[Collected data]
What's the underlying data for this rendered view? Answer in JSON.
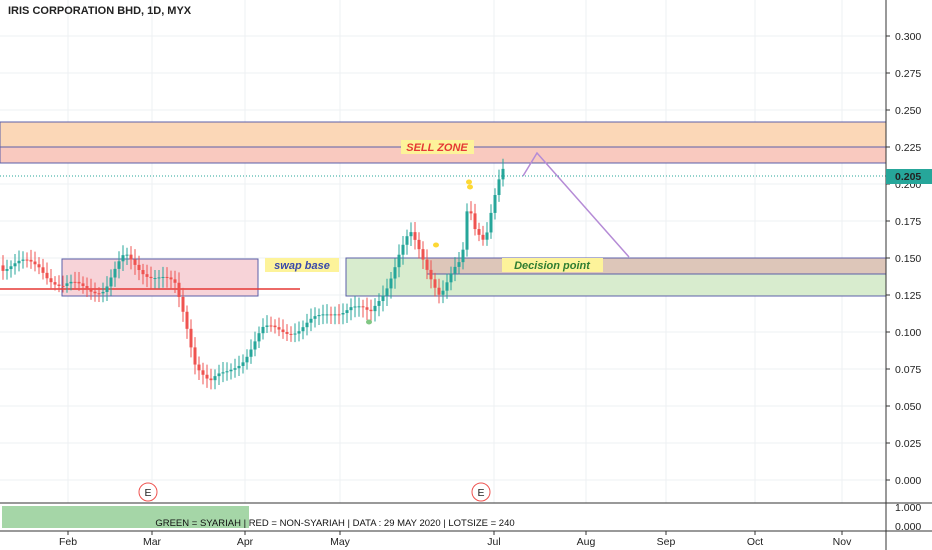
{
  "chart_data": {
    "type": "candlestick",
    "title": "IRIS CORPORATION BHD, 1D, MYX",
    "y_range": [
      0.0,
      0.325
    ],
    "y_ticks": [
      "0.000",
      "0.025",
      "0.050",
      "0.075",
      "0.100",
      "0.125",
      "0.150",
      "0.175",
      "0.200",
      "0.225",
      "0.250",
      "0.275",
      "0.300"
    ],
    "x_ticks": [
      "Feb",
      "Mar",
      "Apr",
      "May",
      "Jul",
      "Aug",
      "Sep",
      "Oct",
      "Nov"
    ],
    "last_price": "0.205",
    "colors": {
      "up": "#26a69a",
      "down": "#ef5350",
      "grid": "#eef0f3",
      "axis": "#333333"
    },
    "series": {
      "dates": [
        "2020-01-13",
        "2020-02-03",
        "2020-02-24",
        "2020-03-16",
        "2020-04-06",
        "2020-04-27",
        "2020-05-18",
        "2020-06-08",
        "2020-06-29",
        "2020-07-06"
      ],
      "close": [
        0.145,
        0.13,
        0.15,
        0.065,
        0.1,
        0.105,
        0.155,
        0.13,
        0.17,
        0.205
      ]
    },
    "zones": [
      {
        "label": "SELL ZONE",
        "top": 0.242,
        "bottom": 0.214,
        "color": "#fbd8b8"
      },
      {
        "label": "swap base",
        "top": 0.15,
        "bottom": 0.124,
        "color": "#f6d6da"
      },
      {
        "label": "Decision point",
        "top": 0.15,
        "bottom": 0.125,
        "color": "#d9ecd0"
      }
    ],
    "event_markers": [
      "E",
      "E"
    ],
    "footer_scale": [
      "1.000",
      "0.000"
    ]
  },
  "footer": {
    "text": "GREEN = SYARIAH   |  RED = NON-SYARIAH   |  DATA : 29 MAY 2020   |  LOTSIZE = 240"
  }
}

> _What needs to be done_
Scan the listing above and identify each line holding the string "bottom"; copy every such line.

> _Result below_
        "bottom": 0.214,
        "bottom": 0.124,
        "bottom": 0.125,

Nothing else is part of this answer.